» DIRECTIVE: Repeat all entries exactly.

(Raw records)

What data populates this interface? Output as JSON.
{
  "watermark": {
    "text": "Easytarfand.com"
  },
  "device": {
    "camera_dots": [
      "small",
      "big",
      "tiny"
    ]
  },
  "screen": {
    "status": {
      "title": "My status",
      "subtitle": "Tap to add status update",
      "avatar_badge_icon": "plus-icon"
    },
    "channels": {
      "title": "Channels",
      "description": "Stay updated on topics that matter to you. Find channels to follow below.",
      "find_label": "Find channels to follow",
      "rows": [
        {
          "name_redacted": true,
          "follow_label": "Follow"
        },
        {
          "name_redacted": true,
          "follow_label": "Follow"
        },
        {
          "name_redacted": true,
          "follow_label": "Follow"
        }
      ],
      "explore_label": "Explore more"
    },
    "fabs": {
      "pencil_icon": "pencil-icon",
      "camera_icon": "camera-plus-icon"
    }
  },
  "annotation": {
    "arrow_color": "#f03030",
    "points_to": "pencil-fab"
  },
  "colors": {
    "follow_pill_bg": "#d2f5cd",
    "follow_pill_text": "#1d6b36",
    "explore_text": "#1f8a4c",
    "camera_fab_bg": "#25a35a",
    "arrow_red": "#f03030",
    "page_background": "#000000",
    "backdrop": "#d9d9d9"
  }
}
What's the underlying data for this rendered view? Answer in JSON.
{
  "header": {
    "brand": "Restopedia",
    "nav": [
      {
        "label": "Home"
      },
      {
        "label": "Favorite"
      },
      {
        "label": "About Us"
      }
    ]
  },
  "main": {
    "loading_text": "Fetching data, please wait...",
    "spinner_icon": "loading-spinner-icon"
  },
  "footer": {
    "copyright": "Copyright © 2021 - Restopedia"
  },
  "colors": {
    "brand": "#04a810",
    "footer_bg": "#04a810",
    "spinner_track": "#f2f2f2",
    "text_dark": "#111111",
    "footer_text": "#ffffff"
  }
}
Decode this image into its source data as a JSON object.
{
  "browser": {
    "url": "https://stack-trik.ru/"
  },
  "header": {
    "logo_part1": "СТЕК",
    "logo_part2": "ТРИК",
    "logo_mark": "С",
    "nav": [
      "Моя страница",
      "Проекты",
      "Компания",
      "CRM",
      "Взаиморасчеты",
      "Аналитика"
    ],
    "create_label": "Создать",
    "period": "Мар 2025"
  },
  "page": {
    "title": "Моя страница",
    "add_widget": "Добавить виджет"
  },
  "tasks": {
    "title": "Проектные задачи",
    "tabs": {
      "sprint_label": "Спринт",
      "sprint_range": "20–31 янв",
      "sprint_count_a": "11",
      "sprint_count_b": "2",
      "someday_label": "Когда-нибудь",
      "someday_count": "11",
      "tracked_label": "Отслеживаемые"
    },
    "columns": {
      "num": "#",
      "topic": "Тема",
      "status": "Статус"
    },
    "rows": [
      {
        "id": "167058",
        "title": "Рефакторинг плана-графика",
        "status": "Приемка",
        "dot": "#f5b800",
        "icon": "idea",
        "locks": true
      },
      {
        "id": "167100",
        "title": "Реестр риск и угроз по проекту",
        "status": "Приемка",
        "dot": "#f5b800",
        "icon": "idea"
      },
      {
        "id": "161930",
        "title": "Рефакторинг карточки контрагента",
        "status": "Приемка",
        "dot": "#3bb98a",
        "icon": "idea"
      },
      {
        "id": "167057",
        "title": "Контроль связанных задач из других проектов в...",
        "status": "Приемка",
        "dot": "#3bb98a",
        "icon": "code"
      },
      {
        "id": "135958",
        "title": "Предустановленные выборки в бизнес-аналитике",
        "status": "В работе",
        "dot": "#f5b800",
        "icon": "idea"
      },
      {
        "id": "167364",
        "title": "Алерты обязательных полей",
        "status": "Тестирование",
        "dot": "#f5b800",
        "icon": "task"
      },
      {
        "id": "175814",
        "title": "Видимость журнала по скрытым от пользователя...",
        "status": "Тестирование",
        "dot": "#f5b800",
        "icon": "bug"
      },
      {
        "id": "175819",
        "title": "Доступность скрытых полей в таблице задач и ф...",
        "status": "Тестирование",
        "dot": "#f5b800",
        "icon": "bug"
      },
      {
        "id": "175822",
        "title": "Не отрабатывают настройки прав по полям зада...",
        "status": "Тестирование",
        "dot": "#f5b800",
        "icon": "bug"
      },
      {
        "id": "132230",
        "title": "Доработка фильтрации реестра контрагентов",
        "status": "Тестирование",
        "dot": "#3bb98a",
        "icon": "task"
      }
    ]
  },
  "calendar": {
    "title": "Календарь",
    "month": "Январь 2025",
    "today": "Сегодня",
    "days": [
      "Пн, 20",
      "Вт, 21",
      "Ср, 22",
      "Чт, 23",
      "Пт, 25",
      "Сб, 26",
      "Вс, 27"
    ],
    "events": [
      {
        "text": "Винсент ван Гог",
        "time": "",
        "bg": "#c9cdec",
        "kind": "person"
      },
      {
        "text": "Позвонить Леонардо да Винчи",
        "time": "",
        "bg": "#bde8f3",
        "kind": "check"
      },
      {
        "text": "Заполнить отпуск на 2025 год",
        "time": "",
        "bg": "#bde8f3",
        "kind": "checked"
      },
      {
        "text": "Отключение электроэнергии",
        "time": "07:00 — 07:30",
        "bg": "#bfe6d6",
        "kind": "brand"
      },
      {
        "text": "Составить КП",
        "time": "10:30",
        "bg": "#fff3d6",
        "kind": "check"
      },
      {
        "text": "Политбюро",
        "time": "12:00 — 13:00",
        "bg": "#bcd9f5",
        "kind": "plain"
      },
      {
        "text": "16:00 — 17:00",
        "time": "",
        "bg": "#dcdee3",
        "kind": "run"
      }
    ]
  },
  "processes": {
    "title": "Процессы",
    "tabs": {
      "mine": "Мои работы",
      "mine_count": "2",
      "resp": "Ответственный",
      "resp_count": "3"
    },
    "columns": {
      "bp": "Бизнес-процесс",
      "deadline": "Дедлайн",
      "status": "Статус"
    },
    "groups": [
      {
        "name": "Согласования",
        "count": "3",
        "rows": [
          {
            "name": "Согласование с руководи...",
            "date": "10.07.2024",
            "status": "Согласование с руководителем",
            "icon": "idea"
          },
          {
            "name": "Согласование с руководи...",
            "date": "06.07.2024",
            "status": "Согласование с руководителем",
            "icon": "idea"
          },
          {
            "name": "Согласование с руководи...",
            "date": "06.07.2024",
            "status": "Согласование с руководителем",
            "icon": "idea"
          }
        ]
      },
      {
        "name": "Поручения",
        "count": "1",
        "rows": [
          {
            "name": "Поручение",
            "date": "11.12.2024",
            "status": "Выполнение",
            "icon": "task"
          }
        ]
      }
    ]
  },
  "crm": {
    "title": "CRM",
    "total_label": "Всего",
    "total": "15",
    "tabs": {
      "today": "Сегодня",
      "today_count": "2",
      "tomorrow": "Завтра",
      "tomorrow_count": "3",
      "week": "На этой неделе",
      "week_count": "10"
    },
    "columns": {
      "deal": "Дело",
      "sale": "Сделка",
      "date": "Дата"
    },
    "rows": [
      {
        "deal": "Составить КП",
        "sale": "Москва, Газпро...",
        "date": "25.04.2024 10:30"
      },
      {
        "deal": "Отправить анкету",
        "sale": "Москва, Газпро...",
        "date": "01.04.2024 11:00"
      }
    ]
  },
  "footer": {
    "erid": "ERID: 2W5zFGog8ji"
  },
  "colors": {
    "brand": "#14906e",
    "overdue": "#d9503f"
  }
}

» OUTPUT:
What data populates this interface? Output as JSON.
{
  "watermark": {
    "text": "Easytarfand.com"
  },
  "device": {
    "camera_dots": [
      "small",
      "big",
      "tiny"
    ]
  },
  "screen": {
    "status": {
      "title": "My status",
      "subtitle": "Tap to add status update",
      "avatar_badge_icon": "plus-icon"
    },
    "channels": {
      "title": "Channels",
      "description": "Stay updated on topics that matter to you. Find channels to follow below.",
      "find_label": "Find channels to follow",
      "rows": [
        {
          "name_redacted": true,
          "follow_label": "Follow"
        },
        {
          "name_redacted": true,
          "follow_label": "Follow"
        },
        {
          "name_redacted": true,
          "follow_label": "Follow"
        }
      ],
      "explore_label": "Explore more"
    },
    "fabs": {
      "pencil_icon": "pencil-icon",
      "camera_icon": "camera-plus-icon"
    }
  },
  "annotation": {
    "arrow_color": "#f03030",
    "points_to": "pencil-fab"
  },
  "colors": {
    "follow_pill_bg": "#d2f5cd",
    "follow_pill_text": "#1d6b36",
    "explore_text": "#1f8a4c",
    "camera_fab_bg": "#25a35a",
    "arrow_red": "#f03030",
    "page_background": "#000000",
    "backdrop": "#d9d9d9"
  }
}
What's the underlying data for this rendered view? Answer in JSON.
{
  "header": {
    "brand": "Restopedia",
    "nav": [
      {
        "label": "Home"
      },
      {
        "label": "Favorite"
      },
      {
        "label": "About Us"
      }
    ]
  },
  "main": {
    "loading_text": "Fetching data, please wait...",
    "spinner_icon": "loading-spinner-icon"
  },
  "footer": {
    "copyright": "Copyright © 2021 - Restopedia"
  },
  "colors": {
    "brand": "#04a810",
    "footer_bg": "#04a810",
    "spinner_track": "#f2f2f2",
    "text_dark": "#111111",
    "footer_text": "#ffffff"
  }
}
Decode this image into its source data as a JSON object.
{
  "browser": {
    "url": "https://stack-trik.ru/"
  },
  "header": {
    "logo_part1": "СТЕК",
    "logo_part2": "ТРИК",
    "logo_mark": "С",
    "nav": [
      "Моя страница",
      "Проекты",
      "Компания",
      "CRM",
      "Взаиморасчеты",
      "Аналитика"
    ],
    "create_label": "Создать",
    "period": "Мар 2025"
  },
  "page": {
    "title": "Моя страница",
    "add_widget": "Добавить виджет"
  },
  "tasks": {
    "title": "Проектные задачи",
    "tabs": {
      "sprint_label": "Спринт",
      "sprint_range": "20–31 янв",
      "sprint_count_a": "11",
      "sprint_count_b": "2",
      "someday_label": "Когда-нибудь",
      "someday_count": "11",
      "tracked_label": "Отслеживаемые"
    },
    "columns": {
      "num": "#",
      "topic": "Тема",
      "status": "Статус"
    },
    "rows": [
      {
        "id": "167058",
        "title": "Рефакторинг плана-графика",
        "status": "Приемка",
        "dot": "#f5b800",
        "icon": "idea",
        "locks": true
      },
      {
        "id": "167100",
        "title": "Реестр риск и угроз по проекту",
        "status": "Приемка",
        "dot": "#f5b800",
        "icon": "idea"
      },
      {
        "id": "161930",
        "title": "Рефакторинг карточки контрагента",
        "status": "Приемка",
        "dot": "#3bb98a",
        "icon": "idea"
      },
      {
        "id": "167057",
        "title": "Контроль связанных задач из других проектов в...",
        "status": "Приемка",
        "dot": "#3bb98a",
        "icon": "code"
      },
      {
        "id": "135958",
        "title": "Предустановленные выборки в бизнес-аналитике",
        "status": "В работе",
        "dot": "#f5b800",
        "icon": "idea"
      },
      {
        "id": "167364",
        "title": "Алерты обязательных полей",
        "status": "Тестирование",
        "dot": "#f5b800",
        "icon": "task"
      },
      {
        "id": "175814",
        "title": "Видимость журнала по скрытым от пользователя...",
        "status": "Тестирование",
        "dot": "#f5b800",
        "icon": "bug"
      },
      {
        "id": "175819",
        "title": "Доступность скрытых полей в таблице задач и ф...",
        "status": "Тестирование",
        "dot": "#f5b800",
        "icon": "bug"
      },
      {
        "id": "175822",
        "title": "Не отрабатывают настройки прав по полям зада...",
        "status": "Тестирование",
        "dot": "#f5b800",
        "icon": "bug"
      },
      {
        "id": "132230",
        "title": "Доработка фильтрации реестра контрагентов",
        "status": "Тестирование",
        "dot": "#3bb98a",
        "icon": "task"
      }
    ]
  },
  "calendar": {
    "title": "Календарь",
    "month": "Январь 2025",
    "today": "Сегодня",
    "days": [
      "Пн, 20",
      "Вт, 21",
      "Ср, 22",
      "Чт, 23",
      "Пт, 25",
      "Сб, 26",
      "Вс, 27"
    ],
    "events": [
      {
        "text": "Винсент ван Гог",
        "time": "",
        "bg": "#c9cdec",
        "kind": "person"
      },
      {
        "text": "Позвонить Леонардо да Винчи",
        "time": "",
        "bg": "#bde8f3",
        "kind": "check"
      },
      {
        "text": "Заполнить отпуск на 2025 год",
        "time": "",
        "bg": "#bde8f3",
        "kind": "checked"
      },
      {
        "text": "Отключение электроэнергии",
        "time": "07:00 — 07:30",
        "bg": "#bfe6d6",
        "kind": "brand"
      },
      {
        "text": "Составить КП",
        "time": "10:30",
        "bg": "#fff3d6",
        "kind": "check"
      },
      {
        "text": "Политбюро",
        "time": "12:00 — 13:00",
        "bg": "#bcd9f5",
        "kind": "plain"
      },
      {
        "text": "16:00 — 17:00",
        "time": "",
        "bg": "#dcdee3",
        "kind": "run"
      }
    ]
  },
  "processes": {
    "title": "Процессы",
    "tabs": {
      "mine": "Мои работы",
      "mine_count": "2",
      "resp": "Ответственный",
      "resp_count": "3"
    },
    "columns": {
      "bp": "Бизнес-процесс",
      "deadline": "Дедлайн",
      "status": "Статус"
    },
    "groups": [
      {
        "name": "Согласования",
        "count": "3",
        "rows": [
          {
            "name": "Согласование с руководи...",
            "date": "10.07.2024",
            "status": "Согласование с руководителем",
            "icon": "idea"
          },
          {
            "name": "Согласование с руководи...",
            "date": "06.07.2024",
            "status": "Согласование с руководителем",
            "icon": "idea"
          },
          {
            "name": "Согласование с руководи...",
            "date": "06.07.2024",
            "status": "Согласование с руководителем",
            "icon": "idea"
          }
        ]
      },
      {
        "name": "Поручения",
        "count": "1",
        "rows": [
          {
            "name": "Поручение",
            "date": "11.12.2024",
            "status": "Выполнение",
            "icon": "task"
          }
        ]
      }
    ]
  },
  "crm": {
    "title": "CRM",
    "total_label": "Всего",
    "total": "15",
    "tabs": {
      "today": "Сегодня",
      "today_count": "2",
      "tomorrow": "Завтра",
      "tomorrow_count": "3",
      "week": "На этой неделе",
      "week_count": "10"
    },
    "columns": {
      "deal": "Дело",
      "sale": "Сделка",
      "date": "Дата"
    },
    "rows": [
      {
        "deal": "Составить КП",
        "sale": "Москва, Газпро...",
        "date": "25.04.2024 10:30"
      },
      {
        "deal": "Отправить анкету",
        "sale": "Москва, Газпро...",
        "date": "01.04.2024 11:00"
      }
    ]
  },
  "footer": {
    "erid": "ERID: 2W5zFGog8ji"
  },
  "colors": {
    "brand": "#14906e",
    "overdue": "#d9503f"
  }
}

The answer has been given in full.